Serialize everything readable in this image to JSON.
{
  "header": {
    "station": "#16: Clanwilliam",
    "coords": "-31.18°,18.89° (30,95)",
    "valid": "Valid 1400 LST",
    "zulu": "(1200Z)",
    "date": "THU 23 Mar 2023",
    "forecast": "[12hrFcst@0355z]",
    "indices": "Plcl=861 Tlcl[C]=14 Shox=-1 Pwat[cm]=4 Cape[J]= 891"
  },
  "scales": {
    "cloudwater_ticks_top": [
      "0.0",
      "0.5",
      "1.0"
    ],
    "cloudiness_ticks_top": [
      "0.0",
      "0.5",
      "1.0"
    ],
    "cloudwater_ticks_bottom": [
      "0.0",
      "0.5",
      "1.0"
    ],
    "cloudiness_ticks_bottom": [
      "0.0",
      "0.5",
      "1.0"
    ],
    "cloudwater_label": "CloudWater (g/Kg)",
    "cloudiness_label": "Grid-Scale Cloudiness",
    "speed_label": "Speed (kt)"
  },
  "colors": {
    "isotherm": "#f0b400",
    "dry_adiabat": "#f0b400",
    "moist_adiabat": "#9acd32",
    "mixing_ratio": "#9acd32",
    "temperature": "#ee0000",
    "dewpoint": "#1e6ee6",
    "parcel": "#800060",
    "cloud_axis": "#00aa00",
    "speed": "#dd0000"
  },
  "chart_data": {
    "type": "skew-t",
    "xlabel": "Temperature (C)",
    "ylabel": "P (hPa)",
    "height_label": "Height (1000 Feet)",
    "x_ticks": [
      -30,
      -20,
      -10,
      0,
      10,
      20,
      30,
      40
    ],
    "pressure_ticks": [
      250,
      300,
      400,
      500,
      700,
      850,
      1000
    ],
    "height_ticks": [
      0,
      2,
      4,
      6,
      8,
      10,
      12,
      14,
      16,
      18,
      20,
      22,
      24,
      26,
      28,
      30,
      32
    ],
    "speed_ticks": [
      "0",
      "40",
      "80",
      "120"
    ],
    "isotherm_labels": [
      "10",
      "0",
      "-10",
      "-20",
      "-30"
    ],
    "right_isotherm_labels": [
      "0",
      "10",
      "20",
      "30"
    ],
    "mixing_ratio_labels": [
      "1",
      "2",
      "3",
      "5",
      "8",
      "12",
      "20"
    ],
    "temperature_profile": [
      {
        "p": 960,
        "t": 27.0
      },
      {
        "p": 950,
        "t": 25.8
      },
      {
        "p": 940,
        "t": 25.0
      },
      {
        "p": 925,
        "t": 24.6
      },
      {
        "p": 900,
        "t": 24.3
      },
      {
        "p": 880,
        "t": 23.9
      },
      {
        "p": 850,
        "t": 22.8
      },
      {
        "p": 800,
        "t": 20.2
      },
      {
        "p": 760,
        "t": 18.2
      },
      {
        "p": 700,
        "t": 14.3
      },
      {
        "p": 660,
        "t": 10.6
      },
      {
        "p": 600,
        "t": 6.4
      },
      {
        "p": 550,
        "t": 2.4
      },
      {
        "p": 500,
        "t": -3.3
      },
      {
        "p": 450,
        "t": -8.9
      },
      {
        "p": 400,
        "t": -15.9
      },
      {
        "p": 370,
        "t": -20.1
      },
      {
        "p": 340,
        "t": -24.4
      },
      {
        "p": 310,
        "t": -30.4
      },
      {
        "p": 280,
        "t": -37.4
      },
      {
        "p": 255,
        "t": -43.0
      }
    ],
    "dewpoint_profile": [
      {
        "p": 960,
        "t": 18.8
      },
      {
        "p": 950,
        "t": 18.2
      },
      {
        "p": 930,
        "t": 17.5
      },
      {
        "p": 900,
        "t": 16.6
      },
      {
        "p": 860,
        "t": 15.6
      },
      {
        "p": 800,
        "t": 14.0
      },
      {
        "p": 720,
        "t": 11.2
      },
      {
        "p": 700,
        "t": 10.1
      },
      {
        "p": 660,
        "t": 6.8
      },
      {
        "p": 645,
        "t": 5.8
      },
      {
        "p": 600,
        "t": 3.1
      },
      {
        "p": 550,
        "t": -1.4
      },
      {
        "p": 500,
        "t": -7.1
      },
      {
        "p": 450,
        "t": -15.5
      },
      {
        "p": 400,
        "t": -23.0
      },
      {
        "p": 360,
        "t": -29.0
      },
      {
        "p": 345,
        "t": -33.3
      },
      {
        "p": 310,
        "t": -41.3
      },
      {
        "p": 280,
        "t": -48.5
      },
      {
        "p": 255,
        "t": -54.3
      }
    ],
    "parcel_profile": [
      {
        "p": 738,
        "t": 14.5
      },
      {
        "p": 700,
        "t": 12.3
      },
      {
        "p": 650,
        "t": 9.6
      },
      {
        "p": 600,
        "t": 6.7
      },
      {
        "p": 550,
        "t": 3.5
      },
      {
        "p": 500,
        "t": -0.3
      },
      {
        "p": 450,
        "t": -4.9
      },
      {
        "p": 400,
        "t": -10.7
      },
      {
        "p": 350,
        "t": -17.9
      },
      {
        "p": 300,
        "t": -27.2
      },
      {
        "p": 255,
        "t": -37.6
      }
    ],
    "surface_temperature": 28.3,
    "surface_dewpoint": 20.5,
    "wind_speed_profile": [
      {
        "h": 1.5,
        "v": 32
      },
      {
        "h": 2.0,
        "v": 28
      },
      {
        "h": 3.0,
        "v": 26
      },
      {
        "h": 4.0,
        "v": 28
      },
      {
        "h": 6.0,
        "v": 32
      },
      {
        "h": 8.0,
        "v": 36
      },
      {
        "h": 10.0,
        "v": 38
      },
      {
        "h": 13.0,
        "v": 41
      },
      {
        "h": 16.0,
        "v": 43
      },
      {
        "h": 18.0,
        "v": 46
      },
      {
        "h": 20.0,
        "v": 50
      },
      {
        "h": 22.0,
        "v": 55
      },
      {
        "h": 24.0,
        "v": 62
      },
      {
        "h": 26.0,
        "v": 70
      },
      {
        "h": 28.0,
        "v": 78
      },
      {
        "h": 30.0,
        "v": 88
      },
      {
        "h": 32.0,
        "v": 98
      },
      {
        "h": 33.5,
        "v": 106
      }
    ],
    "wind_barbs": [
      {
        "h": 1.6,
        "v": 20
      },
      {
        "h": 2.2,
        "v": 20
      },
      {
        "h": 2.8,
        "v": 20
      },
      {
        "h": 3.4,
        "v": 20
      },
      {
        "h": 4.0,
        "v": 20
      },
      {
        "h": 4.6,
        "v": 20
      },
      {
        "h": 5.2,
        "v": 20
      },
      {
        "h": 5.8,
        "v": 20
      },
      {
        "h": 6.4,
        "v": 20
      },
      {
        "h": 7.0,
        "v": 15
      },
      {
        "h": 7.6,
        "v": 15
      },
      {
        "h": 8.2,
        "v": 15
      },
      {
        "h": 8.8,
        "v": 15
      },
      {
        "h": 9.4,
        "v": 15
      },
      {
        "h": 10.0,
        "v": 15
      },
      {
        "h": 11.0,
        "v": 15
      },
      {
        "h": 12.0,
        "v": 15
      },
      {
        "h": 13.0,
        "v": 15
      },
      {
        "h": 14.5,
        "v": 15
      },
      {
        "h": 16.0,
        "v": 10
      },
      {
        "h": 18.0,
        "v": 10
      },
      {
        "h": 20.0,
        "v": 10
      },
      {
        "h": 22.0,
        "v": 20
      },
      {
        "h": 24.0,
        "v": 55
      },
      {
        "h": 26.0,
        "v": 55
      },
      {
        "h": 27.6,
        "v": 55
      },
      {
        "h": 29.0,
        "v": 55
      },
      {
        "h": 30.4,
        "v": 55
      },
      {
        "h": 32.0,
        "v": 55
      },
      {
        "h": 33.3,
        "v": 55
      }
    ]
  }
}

### Problem
Restate the data above word for word, please.

### Solution for this problem
Serialize everything readable in this image to JSON.
{
  "header": {
    "station": "#16: Clanwilliam",
    "coords": "-31.18°,18.89° (30,95)",
    "valid": "Valid 1400 LST",
    "zulu": "(1200Z)",
    "date": "THU 23 Mar 2023",
    "forecast": "[12hrFcst@0355z]",
    "indices": "Plcl=861 Tlcl[C]=14 Shox=-1 Pwat[cm]=4 Cape[J]= 891"
  },
  "scales": {
    "cloudwater_ticks_top": [
      "0.0",
      "0.5",
      "1.0"
    ],
    "cloudiness_ticks_top": [
      "0.0",
      "0.5",
      "1.0"
    ],
    "cloudwater_ticks_bottom": [
      "0.0",
      "0.5",
      "1.0"
    ],
    "cloudiness_ticks_bottom": [
      "0.0",
      "0.5",
      "1.0"
    ],
    "cloudwater_label": "CloudWater (g/Kg)",
    "cloudiness_label": "Grid-Scale Cloudiness",
    "speed_label": "Speed (kt)"
  },
  "colors": {
    "isotherm": "#f0b400",
    "dry_adiabat": "#f0b400",
    "moist_adiabat": "#9acd32",
    "mixing_ratio": "#9acd32",
    "temperature": "#ee0000",
    "dewpoint": "#1e6ee6",
    "parcel": "#800060",
    "cloud_axis": "#00aa00",
    "speed": "#dd0000"
  },
  "chart_data": {
    "type": "skew-t",
    "xlabel": "Temperature (C)",
    "ylabel": "P (hPa)",
    "height_label": "Height (1000 Feet)",
    "x_ticks": [
      -30,
      -20,
      -10,
      0,
      10,
      20,
      30,
      40
    ],
    "pressure_ticks": [
      250,
      300,
      400,
      500,
      700,
      850,
      1000
    ],
    "height_ticks": [
      0,
      2,
      4,
      6,
      8,
      10,
      12,
      14,
      16,
      18,
      20,
      22,
      24,
      26,
      28,
      30,
      32
    ],
    "speed_ticks": [
      "0",
      "40",
      "80",
      "120"
    ],
    "isotherm_labels": [
      "10",
      "0",
      "-10",
      "-20",
      "-30"
    ],
    "right_isotherm_labels": [
      "0",
      "10",
      "20",
      "30"
    ],
    "mixing_ratio_labels": [
      "1",
      "2",
      "3",
      "5",
      "8",
      "12",
      "20"
    ],
    "temperature_profile": [
      {
        "p": 960,
        "t": 27.0
      },
      {
        "p": 950,
        "t": 25.8
      },
      {
        "p": 940,
        "t": 25.0
      },
      {
        "p": 925,
        "t": 24.6
      },
      {
        "p": 900,
        "t": 24.3
      },
      {
        "p": 880,
        "t": 23.9
      },
      {
        "p": 850,
        "t": 22.8
      },
      {
        "p": 800,
        "t": 20.2
      },
      {
        "p": 760,
        "t": 18.2
      },
      {
        "p": 700,
        "t": 14.3
      },
      {
        "p": 660,
        "t": 10.6
      },
      {
        "p": 600,
        "t": 6.4
      },
      {
        "p": 550,
        "t": 2.4
      },
      {
        "p": 500,
        "t": -3.3
      },
      {
        "p": 450,
        "t": -8.9
      },
      {
        "p": 400,
        "t": -15.9
      },
      {
        "p": 370,
        "t": -20.1
      },
      {
        "p": 340,
        "t": -24.4
      },
      {
        "p": 310,
        "t": -30.4
      },
      {
        "p": 280,
        "t": -37.4
      },
      {
        "p": 255,
        "t": -43.0
      }
    ],
    "dewpoint_profile": [
      {
        "p": 960,
        "t": 18.8
      },
      {
        "p": 950,
        "t": 18.2
      },
      {
        "p": 930,
        "t": 17.5
      },
      {
        "p": 900,
        "t": 16.6
      },
      {
        "p": 860,
        "t": 15.6
      },
      {
        "p": 800,
        "t": 14.0
      },
      {
        "p": 720,
        "t": 11.2
      },
      {
        "p": 700,
        "t": 10.1
      },
      {
        "p": 660,
        "t": 6.8
      },
      {
        "p": 645,
        "t": 5.8
      },
      {
        "p": 600,
        "t": 3.1
      },
      {
        "p": 550,
        "t": -1.4
      },
      {
        "p": 500,
        "t": -7.1
      },
      {
        "p": 450,
        "t": -15.5
      },
      {
        "p": 400,
        "t": -23.0
      },
      {
        "p": 360,
        "t": -29.0
      },
      {
        "p": 345,
        "t": -33.3
      },
      {
        "p": 310,
        "t": -41.3
      },
      {
        "p": 280,
        "t": -48.5
      },
      {
        "p": 255,
        "t": -54.3
      }
    ],
    "parcel_profile": [
      {
        "p": 738,
        "t": 14.5
      },
      {
        "p": 700,
        "t": 12.3
      },
      {
        "p": 650,
        "t": 9.6
      },
      {
        "p": 600,
        "t": 6.7
      },
      {
        "p": 550,
        "t": 3.5
      },
      {
        "p": 500,
        "t": -0.3
      },
      {
        "p": 450,
        "t": -4.9
      },
      {
        "p": 400,
        "t": -10.7
      },
      {
        "p": 350,
        "t": -17.9
      },
      {
        "p": 300,
        "t": -27.2
      },
      {
        "p": 255,
        "t": -37.6
      }
    ],
    "surface_temperature": 28.3,
    "surface_dewpoint": 20.5,
    "wind_speed_profile": [
      {
        "h": 1.5,
        "v": 32
      },
      {
        "h": 2.0,
        "v": 28
      },
      {
        "h": 3.0,
        "v": 26
      },
      {
        "h": 4.0,
        "v": 28
      },
      {
        "h": 6.0,
        "v": 32
      },
      {
        "h": 8.0,
        "v": 36
      },
      {
        "h": 10.0,
        "v": 38
      },
      {
        "h": 13.0,
        "v": 41
      },
      {
        "h": 16.0,
        "v": 43
      },
      {
        "h": 18.0,
        "v": 46
      },
      {
        "h": 20.0,
        "v": 50
      },
      {
        "h": 22.0,
        "v": 55
      },
      {
        "h": 24.0,
        "v": 62
      },
      {
        "h": 26.0,
        "v": 70
      },
      {
        "h": 28.0,
        "v": 78
      },
      {
        "h": 30.0,
        "v": 88
      },
      {
        "h": 32.0,
        "v": 98
      },
      {
        "h": 33.5,
        "v": 106
      }
    ],
    "wind_barbs": [
      {
        "h": 1.6,
        "v": 20
      },
      {
        "h": 2.2,
        "v": 20
      },
      {
        "h": 2.8,
        "v": 20
      },
      {
        "h": 3.4,
        "v": 20
      },
      {
        "h": 4.0,
        "v": 20
      },
      {
        "h": 4.6,
        "v": 20
      },
      {
        "h": 5.2,
        "v": 20
      },
      {
        "h": 5.8,
        "v": 20
      },
      {
        "h": 6.4,
        "v": 20
      },
      {
        "h": 7.0,
        "v": 15
      },
      {
        "h": 7.6,
        "v": 15
      },
      {
        "h": 8.2,
        "v": 15
      },
      {
        "h": 8.8,
        "v": 15
      },
      {
        "h": 9.4,
        "v": 15
      },
      {
        "h": 10.0,
        "v": 15
      },
      {
        "h": 11.0,
        "v": 15
      },
      {
        "h": 12.0,
        "v": 15
      },
      {
        "h": 13.0,
        "v": 15
      },
      {
        "h": 14.5,
        "v": 15
      },
      {
        "h": 16.0,
        "v": 10
      },
      {
        "h": 18.0,
        "v": 10
      },
      {
        "h": 20.0,
        "v": 10
      },
      {
        "h": 22.0,
        "v": 20
      },
      {
        "h": 24.0,
        "v": 55
      },
      {
        "h": 26.0,
        "v": 55
      },
      {
        "h": 27.6,
        "v": 55
      },
      {
        "h": 29.0,
        "v": 55
      },
      {
        "h": 30.4,
        "v": 55
      },
      {
        "h": 32.0,
        "v": 55
      },
      {
        "h": 33.3,
        "v": 55
      }
    ]
  }
}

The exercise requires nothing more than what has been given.